#### Task directions:
Copy everything from the start of the rows down through the line containing "table2-cell-p: 0.801 4 (436, 412, 486, 427)", keeping each line unchanged.
+++ The records
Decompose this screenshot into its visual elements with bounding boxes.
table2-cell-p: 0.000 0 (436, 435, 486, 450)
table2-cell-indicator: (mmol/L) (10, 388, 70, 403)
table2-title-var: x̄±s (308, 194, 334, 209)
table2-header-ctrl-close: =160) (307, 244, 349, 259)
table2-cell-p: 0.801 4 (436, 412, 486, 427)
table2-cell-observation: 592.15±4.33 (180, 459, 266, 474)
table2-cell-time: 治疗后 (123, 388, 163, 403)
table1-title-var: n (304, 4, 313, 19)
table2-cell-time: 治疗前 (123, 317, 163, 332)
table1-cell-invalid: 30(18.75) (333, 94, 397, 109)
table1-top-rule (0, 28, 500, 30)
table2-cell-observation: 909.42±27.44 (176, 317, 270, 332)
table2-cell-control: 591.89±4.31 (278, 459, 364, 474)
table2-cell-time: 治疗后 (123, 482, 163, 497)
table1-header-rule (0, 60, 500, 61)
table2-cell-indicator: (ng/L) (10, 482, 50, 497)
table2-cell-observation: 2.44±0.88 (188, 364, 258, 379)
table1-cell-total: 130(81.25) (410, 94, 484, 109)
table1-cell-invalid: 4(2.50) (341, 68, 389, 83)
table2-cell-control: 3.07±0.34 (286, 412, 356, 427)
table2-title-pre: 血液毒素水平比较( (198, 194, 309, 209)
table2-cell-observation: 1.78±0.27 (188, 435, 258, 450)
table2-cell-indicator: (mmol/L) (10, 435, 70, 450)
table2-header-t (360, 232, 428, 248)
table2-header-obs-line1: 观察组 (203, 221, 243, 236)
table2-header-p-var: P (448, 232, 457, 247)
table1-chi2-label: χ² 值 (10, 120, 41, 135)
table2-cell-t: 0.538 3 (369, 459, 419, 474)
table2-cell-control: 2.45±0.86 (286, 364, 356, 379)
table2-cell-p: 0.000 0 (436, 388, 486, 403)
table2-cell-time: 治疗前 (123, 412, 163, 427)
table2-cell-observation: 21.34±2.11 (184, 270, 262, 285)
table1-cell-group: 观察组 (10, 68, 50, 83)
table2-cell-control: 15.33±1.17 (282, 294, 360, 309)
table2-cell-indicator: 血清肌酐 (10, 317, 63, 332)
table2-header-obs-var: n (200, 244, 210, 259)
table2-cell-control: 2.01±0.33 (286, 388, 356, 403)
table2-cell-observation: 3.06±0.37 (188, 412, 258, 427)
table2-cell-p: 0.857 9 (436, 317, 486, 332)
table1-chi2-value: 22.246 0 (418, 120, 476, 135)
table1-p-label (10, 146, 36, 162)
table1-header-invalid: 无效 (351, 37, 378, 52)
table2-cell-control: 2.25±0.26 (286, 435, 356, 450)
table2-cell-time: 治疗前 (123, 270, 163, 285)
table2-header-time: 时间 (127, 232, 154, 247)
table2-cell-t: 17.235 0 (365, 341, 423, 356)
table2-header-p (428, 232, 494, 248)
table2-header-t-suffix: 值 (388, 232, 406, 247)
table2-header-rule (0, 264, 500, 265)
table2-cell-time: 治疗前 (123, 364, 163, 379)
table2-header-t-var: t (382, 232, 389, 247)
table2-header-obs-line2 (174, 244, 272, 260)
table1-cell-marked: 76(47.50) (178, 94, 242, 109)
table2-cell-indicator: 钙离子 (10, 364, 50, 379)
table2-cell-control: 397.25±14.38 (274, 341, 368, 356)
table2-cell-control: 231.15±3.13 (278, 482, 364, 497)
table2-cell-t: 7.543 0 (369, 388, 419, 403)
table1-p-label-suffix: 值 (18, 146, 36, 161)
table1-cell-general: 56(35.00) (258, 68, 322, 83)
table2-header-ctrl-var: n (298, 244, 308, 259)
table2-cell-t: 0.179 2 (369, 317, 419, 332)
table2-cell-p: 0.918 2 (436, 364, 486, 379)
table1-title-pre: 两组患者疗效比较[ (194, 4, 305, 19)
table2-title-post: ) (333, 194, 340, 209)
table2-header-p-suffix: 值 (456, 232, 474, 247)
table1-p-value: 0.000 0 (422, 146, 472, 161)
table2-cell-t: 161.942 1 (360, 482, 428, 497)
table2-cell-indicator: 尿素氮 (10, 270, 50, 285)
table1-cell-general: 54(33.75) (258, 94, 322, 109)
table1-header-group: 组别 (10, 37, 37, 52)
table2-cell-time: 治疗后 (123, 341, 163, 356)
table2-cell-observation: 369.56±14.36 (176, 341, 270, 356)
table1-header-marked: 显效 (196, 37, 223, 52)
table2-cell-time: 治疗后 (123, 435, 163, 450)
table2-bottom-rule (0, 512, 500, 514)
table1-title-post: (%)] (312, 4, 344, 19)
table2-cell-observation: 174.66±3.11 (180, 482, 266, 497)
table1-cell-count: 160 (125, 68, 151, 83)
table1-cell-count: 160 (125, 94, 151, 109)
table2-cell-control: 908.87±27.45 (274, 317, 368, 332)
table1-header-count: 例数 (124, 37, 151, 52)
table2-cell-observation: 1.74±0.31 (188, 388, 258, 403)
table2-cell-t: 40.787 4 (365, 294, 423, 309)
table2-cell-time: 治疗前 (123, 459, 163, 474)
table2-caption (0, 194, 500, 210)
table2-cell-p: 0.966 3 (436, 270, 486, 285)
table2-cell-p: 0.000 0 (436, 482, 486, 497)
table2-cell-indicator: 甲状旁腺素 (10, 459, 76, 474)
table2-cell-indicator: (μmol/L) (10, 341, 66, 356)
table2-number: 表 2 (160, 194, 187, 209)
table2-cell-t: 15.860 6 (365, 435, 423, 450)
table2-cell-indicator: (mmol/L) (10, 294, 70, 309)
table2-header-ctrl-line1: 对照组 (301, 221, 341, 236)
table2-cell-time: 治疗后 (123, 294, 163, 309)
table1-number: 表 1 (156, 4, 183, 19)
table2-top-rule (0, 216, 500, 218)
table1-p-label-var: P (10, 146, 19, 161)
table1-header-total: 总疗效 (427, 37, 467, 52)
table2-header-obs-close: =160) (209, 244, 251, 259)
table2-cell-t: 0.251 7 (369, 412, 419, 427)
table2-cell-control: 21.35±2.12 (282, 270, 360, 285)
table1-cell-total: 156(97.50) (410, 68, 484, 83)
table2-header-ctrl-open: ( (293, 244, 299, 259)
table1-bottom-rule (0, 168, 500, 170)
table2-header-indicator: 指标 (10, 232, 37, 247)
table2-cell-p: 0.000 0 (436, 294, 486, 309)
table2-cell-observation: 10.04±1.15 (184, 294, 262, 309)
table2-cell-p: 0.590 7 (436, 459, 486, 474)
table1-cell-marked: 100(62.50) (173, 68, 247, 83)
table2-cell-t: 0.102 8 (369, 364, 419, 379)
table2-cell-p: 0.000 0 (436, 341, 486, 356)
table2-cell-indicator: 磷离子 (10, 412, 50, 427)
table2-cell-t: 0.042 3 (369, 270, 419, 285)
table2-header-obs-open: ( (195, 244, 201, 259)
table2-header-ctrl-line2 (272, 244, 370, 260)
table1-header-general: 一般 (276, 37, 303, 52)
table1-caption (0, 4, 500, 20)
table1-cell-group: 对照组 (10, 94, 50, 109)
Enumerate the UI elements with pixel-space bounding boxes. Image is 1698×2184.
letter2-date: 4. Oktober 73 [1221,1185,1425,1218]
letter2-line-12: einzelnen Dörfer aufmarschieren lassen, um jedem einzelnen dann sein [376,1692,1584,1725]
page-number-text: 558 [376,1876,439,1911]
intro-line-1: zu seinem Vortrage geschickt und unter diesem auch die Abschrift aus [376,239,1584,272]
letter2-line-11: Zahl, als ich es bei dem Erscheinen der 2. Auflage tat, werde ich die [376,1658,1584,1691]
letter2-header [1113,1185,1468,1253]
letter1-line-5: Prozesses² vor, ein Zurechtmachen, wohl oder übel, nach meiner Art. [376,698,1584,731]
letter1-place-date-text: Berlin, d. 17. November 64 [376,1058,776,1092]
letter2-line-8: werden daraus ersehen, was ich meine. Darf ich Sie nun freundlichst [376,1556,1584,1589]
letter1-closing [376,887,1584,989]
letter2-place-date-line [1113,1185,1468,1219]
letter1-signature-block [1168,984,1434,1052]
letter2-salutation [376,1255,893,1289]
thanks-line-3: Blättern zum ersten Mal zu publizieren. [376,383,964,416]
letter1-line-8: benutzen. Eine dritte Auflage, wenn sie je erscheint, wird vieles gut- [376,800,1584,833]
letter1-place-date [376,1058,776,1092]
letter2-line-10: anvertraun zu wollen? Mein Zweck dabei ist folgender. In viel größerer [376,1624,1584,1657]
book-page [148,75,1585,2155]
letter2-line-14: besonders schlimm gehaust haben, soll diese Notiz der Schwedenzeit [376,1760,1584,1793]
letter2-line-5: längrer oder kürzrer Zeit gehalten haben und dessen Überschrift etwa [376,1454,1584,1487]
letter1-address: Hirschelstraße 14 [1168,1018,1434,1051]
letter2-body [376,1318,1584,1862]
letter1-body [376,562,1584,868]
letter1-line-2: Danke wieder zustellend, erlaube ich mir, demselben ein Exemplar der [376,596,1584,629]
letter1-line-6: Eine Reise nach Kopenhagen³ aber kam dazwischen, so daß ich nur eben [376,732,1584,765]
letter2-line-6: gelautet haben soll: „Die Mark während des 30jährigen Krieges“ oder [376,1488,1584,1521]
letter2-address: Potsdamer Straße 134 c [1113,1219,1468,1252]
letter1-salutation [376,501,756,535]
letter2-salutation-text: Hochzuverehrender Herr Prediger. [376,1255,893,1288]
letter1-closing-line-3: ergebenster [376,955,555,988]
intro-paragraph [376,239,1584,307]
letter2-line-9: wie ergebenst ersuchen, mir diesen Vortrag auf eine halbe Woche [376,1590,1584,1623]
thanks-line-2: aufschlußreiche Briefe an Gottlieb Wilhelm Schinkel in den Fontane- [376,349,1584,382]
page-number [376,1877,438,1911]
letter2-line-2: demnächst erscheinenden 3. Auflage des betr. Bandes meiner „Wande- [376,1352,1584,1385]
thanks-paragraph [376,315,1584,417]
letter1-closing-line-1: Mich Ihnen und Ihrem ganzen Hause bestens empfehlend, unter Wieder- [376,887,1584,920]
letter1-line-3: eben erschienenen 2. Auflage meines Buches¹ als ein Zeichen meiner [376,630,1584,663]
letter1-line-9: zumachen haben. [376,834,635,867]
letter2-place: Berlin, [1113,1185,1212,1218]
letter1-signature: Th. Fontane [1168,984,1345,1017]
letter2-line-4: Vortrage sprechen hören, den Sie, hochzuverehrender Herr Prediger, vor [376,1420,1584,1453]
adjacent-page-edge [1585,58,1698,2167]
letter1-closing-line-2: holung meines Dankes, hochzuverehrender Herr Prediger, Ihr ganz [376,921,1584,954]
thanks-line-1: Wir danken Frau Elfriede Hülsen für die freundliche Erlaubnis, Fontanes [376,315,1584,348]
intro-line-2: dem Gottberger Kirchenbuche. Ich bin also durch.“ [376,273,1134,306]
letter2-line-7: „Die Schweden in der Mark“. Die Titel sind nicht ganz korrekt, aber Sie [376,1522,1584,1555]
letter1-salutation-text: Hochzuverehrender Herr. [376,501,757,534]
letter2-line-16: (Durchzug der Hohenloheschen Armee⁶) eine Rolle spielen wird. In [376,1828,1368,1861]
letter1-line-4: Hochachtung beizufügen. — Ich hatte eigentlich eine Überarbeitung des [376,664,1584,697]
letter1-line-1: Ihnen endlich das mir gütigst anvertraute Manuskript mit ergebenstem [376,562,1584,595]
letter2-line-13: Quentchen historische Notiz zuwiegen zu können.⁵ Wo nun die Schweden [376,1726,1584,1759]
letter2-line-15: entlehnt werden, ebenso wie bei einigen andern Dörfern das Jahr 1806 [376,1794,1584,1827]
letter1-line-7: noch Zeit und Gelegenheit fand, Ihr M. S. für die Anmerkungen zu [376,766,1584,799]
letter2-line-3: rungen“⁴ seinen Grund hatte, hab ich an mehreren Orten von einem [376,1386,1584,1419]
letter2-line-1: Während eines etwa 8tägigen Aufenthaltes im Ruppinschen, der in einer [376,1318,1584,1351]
++++++
#### Answer:
Decompose this screenshot into its visual elements with bounding boxes.
table2-cell-p: 0.000 0 (436, 435, 486, 450)
table2-cell-indicator: (mmol/L) (10, 388, 70, 403)
table2-title-var: x̄±s (308, 194, 334, 209)
table2-header-ctrl-close: =160) (307, 244, 349, 259)
table2-cell-p: 0.801 4 (436, 412, 486, 427)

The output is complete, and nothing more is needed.